_What you have to do_
Reproduce the entire listing word for word.

(Items from a figure collection)
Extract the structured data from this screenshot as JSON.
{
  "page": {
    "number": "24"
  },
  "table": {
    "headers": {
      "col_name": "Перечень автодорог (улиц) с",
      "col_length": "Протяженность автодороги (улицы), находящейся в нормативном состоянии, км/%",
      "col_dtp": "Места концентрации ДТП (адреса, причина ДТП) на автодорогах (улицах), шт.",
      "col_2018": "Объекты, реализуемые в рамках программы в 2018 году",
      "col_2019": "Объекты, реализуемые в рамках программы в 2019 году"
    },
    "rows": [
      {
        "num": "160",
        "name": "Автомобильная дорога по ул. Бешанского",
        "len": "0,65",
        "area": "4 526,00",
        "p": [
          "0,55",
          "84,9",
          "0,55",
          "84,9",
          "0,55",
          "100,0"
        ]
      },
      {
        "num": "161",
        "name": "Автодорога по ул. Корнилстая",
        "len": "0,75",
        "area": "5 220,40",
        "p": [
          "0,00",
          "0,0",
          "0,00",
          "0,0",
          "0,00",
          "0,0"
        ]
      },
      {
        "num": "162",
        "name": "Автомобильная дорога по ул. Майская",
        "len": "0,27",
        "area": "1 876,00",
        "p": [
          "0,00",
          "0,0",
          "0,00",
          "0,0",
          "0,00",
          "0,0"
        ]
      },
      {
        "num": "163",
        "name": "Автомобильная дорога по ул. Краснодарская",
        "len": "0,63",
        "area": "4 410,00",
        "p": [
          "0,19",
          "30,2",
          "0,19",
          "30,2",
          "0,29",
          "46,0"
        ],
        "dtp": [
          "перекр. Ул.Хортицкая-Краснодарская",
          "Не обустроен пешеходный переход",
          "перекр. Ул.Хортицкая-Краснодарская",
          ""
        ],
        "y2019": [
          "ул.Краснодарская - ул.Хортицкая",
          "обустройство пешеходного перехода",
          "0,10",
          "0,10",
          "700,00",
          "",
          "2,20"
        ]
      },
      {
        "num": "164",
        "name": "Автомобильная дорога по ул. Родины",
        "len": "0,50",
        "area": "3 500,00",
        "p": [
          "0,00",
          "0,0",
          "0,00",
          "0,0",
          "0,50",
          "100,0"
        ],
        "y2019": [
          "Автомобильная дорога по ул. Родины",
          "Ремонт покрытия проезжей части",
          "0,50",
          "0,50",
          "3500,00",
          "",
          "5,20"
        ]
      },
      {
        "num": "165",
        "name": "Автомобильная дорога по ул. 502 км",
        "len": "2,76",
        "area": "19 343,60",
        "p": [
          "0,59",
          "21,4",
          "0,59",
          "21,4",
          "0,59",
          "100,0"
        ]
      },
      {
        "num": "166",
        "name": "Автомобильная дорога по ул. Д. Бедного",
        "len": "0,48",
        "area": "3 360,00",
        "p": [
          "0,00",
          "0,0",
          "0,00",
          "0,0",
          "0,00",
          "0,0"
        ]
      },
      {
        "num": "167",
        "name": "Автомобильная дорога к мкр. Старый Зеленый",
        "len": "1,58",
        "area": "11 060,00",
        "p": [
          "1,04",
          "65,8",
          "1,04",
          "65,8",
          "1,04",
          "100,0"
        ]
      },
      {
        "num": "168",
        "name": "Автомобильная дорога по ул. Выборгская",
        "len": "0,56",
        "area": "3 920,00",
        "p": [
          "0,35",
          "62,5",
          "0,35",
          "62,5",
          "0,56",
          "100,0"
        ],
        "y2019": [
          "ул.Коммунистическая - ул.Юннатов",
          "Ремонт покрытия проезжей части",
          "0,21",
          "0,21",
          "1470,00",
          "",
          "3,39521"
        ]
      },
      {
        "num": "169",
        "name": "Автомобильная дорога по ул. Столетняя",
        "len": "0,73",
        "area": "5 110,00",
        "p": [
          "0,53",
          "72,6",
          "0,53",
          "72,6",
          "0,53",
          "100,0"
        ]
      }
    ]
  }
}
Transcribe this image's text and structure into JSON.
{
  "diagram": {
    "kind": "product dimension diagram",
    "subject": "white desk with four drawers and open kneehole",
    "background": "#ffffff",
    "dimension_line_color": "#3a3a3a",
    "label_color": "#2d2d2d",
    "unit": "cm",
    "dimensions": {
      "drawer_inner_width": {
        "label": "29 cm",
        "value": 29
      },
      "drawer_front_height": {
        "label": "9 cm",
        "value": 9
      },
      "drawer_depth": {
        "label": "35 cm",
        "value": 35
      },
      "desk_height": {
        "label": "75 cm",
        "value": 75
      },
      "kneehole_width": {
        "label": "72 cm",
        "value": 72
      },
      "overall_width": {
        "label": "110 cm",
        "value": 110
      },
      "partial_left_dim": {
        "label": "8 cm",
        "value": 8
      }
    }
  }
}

_Task solution_
Extract the structured data from this screenshot as JSON.
{
  "page": {
    "number": "24"
  },
  "table": {
    "headers": {
      "col_name": "Перечень автодорог (улиц) с",
      "col_length": "Протяженность автодороги (улицы), находящейся в нормативном состоянии, км/%",
      "col_dtp": "Места концентрации ДТП (адреса, причина ДТП) на автодорогах (улицах), шт.",
      "col_2018": "Объекты, реализуемые в рамках программы в 2018 году",
      "col_2019": "Объекты, реализуемые в рамках программы в 2019 году"
    },
    "rows": [
      {
        "num": "160",
        "name": "Автомобильная дорога по ул. Бешанского",
        "len": "0,65",
        "area": "4 526,00",
        "p": [
          "0,55",
          "84,9",
          "0,55",
          "84,9",
          "0,55",
          "100,0"
        ]
      },
      {
        "num": "161",
        "name": "Автодорога по ул. Корнилстая",
        "len": "0,75",
        "area": "5 220,40",
        "p": [
          "0,00",
          "0,0",
          "0,00",
          "0,0",
          "0,00",
          "0,0"
        ]
      },
      {
        "num": "162",
        "name": "Автомобильная дорога по ул. Майская",
        "len": "0,27",
        "area": "1 876,00",
        "p": [
          "0,00",
          "0,0",
          "0,00",
          "0,0",
          "0,00",
          "0,0"
        ]
      },
      {
        "num": "163",
        "name": "Автомобильная дорога по ул. Краснодарская",
        "len": "0,63",
        "area": "4 410,00",
        "p": [
          "0,19",
          "30,2",
          "0,19",
          "30,2",
          "0,29",
          "46,0"
        ],
        "dtp": [
          "перекр. Ул.Хортицкая-Краснодарская",
          "Не обустроен пешеходный переход",
          "перекр. Ул.Хортицкая-Краснодарская",
          ""
        ],
        "y2019": [
          "ул.Краснодарская - ул.Хортицкая",
          "обустройство пешеходного перехода",
          "0,10",
          "0,10",
          "700,00",
          "",
          "2,20"
        ]
      },
      {
        "num": "164",
        "name": "Автомобильная дорога по ул. Родины",
        "len": "0,50",
        "area": "3 500,00",
        "p": [
          "0,00",
          "0,0",
          "0,00",
          "0,0",
          "0,50",
          "100,0"
        ],
        "y2019": [
          "Автомобильная дорога по ул. Родины",
          "Ремонт покрытия проезжей части",
          "0,50",
          "0,50",
          "3500,00",
          "",
          "5,20"
        ]
      },
      {
        "num": "165",
        "name": "Автомобильная дорога по ул. 502 км",
        "len": "2,76",
        "area": "19 343,60",
        "p": [
          "0,59",
          "21,4",
          "0,59",
          "21,4",
          "0,59",
          "100,0"
        ]
      },
      {
        "num": "166",
        "name": "Автомобильная дорога по ул. Д. Бедного",
        "len": "0,48",
        "area": "3 360,00",
        "p": [
          "0,00",
          "0,0",
          "0,00",
          "0,0",
          "0,00",
          "0,0"
        ]
      },
      {
        "num": "167",
        "name": "Автомобильная дорога к мкр. Старый Зеленый",
        "len": "1,58",
        "area": "11 060,00",
        "p": [
          "1,04",
          "65,8",
          "1,04",
          "65,8",
          "1,04",
          "100,0"
        ]
      },
      {
        "num": "168",
        "name": "Автомобильная дорога по ул. Выборгская",
        "len": "0,56",
        "area": "3 920,00",
        "p": [
          "0,35",
          "62,5",
          "0,35",
          "62,5",
          "0,56",
          "100,0"
        ],
        "y2019": [
          "ул.Коммунистическая - ул.Юннатов",
          "Ремонт покрытия проезжей части",
          "0,21",
          "0,21",
          "1470,00",
          "",
          "3,39521"
        ]
      },
      {
        "num": "169",
        "name": "Автомобильная дорога по ул. Столетняя",
        "len": "0,73",
        "area": "5 110,00",
        "p": [
          "0,53",
          "72,6",
          "0,53",
          "72,6",
          "0,53",
          "100,0"
        ]
      }
    ]
  }
}
Transcribe this image's text and structure into JSON.
{
  "diagram": {
    "kind": "product dimension diagram",
    "subject": "white desk with four drawers and open kneehole",
    "background": "#ffffff",
    "dimension_line_color": "#3a3a3a",
    "label_color": "#2d2d2d",
    "unit": "cm",
    "dimensions": {
      "drawer_inner_width": {
        "label": "29 cm",
        "value": 29
      },
      "drawer_front_height": {
        "label": "9 cm",
        "value": 9
      },
      "drawer_depth": {
        "label": "35 cm",
        "value": 35
      },
      "desk_height": {
        "label": "75 cm",
        "value": 75
      },
      "kneehole_width": {
        "label": "72 cm",
        "value": 72
      },
      "overall_width": {
        "label": "110 cm",
        "value": 110
      },
      "partial_left_dim": {
        "label": "8 cm",
        "value": 8
      }
    }
  }
}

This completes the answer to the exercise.